━━ Records supplied ━━

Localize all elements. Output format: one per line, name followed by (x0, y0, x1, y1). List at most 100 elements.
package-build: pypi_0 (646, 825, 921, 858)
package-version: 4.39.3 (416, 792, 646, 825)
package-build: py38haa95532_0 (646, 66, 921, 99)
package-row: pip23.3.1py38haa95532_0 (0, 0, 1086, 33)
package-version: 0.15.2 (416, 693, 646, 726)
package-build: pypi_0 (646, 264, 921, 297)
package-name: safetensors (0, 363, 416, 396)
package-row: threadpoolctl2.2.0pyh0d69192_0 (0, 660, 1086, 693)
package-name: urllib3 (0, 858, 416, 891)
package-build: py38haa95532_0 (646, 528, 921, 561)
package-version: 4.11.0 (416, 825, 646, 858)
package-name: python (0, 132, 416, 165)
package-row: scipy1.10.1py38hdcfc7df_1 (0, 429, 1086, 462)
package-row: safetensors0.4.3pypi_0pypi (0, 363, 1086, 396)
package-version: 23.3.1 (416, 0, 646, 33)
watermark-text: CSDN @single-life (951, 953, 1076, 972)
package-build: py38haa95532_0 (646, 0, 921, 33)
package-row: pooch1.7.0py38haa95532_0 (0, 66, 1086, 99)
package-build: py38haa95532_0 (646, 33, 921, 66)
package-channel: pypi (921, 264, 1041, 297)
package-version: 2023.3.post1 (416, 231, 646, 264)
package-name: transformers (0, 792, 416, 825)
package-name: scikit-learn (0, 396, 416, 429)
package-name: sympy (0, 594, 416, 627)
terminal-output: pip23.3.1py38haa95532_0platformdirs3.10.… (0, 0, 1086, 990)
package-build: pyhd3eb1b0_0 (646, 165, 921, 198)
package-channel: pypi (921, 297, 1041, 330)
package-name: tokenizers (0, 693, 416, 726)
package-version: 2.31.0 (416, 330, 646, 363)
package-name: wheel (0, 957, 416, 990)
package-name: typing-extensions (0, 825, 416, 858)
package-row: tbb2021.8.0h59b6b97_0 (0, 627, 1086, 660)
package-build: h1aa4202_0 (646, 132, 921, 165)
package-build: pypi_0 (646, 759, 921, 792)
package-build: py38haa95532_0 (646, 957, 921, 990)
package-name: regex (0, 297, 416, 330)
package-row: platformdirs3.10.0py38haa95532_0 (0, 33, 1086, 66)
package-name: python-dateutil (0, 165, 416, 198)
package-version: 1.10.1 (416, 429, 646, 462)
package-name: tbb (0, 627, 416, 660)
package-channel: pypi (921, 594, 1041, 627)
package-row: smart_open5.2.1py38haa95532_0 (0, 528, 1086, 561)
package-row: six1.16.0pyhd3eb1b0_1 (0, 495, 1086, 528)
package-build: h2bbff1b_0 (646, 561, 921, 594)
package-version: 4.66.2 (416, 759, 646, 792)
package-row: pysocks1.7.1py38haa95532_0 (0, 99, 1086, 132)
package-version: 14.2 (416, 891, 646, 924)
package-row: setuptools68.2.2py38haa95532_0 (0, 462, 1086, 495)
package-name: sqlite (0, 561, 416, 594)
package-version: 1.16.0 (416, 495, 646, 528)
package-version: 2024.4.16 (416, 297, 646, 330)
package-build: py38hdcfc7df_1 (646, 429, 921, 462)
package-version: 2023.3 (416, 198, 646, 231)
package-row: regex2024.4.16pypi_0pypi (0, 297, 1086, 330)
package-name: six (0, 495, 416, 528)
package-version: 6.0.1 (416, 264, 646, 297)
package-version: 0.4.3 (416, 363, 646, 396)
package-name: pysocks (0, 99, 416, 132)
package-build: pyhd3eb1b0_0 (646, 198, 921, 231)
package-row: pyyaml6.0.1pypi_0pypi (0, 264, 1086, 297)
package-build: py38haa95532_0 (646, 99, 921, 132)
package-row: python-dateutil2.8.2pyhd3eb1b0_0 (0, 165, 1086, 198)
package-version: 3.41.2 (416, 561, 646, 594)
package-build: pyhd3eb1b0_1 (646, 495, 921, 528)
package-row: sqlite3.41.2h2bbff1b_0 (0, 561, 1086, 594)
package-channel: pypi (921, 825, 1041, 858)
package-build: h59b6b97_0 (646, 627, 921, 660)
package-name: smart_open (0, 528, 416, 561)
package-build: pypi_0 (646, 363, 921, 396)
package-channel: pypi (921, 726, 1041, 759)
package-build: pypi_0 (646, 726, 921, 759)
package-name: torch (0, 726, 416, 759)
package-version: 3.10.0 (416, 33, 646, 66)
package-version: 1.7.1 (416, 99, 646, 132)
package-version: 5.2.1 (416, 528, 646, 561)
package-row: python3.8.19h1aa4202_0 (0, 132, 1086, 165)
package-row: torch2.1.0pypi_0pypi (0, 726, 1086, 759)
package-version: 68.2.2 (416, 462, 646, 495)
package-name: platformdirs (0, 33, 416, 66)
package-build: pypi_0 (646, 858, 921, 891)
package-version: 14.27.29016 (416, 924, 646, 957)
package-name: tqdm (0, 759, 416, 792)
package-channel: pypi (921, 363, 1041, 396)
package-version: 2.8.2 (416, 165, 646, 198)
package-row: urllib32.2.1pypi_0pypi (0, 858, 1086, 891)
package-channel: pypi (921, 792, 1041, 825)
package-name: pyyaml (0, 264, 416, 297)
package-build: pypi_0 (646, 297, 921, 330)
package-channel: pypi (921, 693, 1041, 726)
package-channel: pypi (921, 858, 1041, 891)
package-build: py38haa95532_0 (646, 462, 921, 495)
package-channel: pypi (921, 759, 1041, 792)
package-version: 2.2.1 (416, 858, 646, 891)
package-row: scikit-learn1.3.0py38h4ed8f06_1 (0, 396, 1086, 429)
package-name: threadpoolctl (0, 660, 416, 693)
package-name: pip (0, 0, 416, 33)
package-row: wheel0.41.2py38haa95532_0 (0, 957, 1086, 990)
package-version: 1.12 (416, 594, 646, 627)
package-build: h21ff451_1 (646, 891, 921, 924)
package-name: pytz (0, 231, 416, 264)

━━━

▸ **What to work on**: Render the entries, from the start through the line containing "package-name: sympy (0, 594, 416, 627)", as a Markdown table with the columns Number and Entry line, one row per line, skipping any blank lines.

▸ **Output below**:
| Number | Entry line |
|---|---|
| 1 | Localize all elements. Output format: one per line, name followed by (x0, y0, x1, y1). List at most 100 elements. |
| 2 | package-build: pypi_0 (646, 825, 921, 858) |
| 3 | package-version: 4.39.3 (416, 792, 646, 825) |
| 4 | package-build: py38haa95532_0 (646, 66, 921, 99) |
| 5 | package-row: pip23.3.1py38haa95532_0 (0, 0, 1086, 33) |
| 6 | package-version: 0.15.2 (416, 693, 646, 726) |
| 7 | package-build: pypi_0 (646, 264, 921, 297) |
| 8 | package-name: safetensors (0, 363, 416, 396) |
| 9 | package-row: threadpoolctl2.2.0pyh0d69192_0 (0, 660, 1086, 693) |
| 10 | package-name: urllib3 (0, 858, 416, 891) |
| 11 | package-build: py38haa95532_0 (646, 528, 921, 561) |
| 12 | package-version: 4.11.0 (416, 825, 646, 858) |
| 13 | package-name: python (0, 132, 416, 165) |
| 14 | package-row: scipy1.10.1py38hdcfc7df_1 (0, 429, 1086, 462) |
| 15 | package-row: safetensors0.4.3pypi_0pypi (0, 363, 1086, 396) |
| 16 | package-version: 23.3.1 (416, 0, 646, 33) |
| 17 | watermark-text: CSDN @single-life (951, 953, 1076, 972) |
| 18 | package-build: py38haa95532_0 (646, 0, 921, 33) |
| 19 | package-row: pooch1.7.0py38haa95532_0 (0, 66, 1086, 99) |
| 20 | package-build: py38haa95532_0 (646, 33, 921, 66) |
| 21 | package-channel: pypi (921, 264, 1041, 297) |
| 22 | package-version: 2023.3.post1 (416, 231, 646, 264) |
| 23 | package-name: transformers (0, 792, 416, 825) |
| 24 | package-name: scikit-learn (0, 396, 416, 429) |
| 25 | package-name: sympy (0, 594, 416, 627) |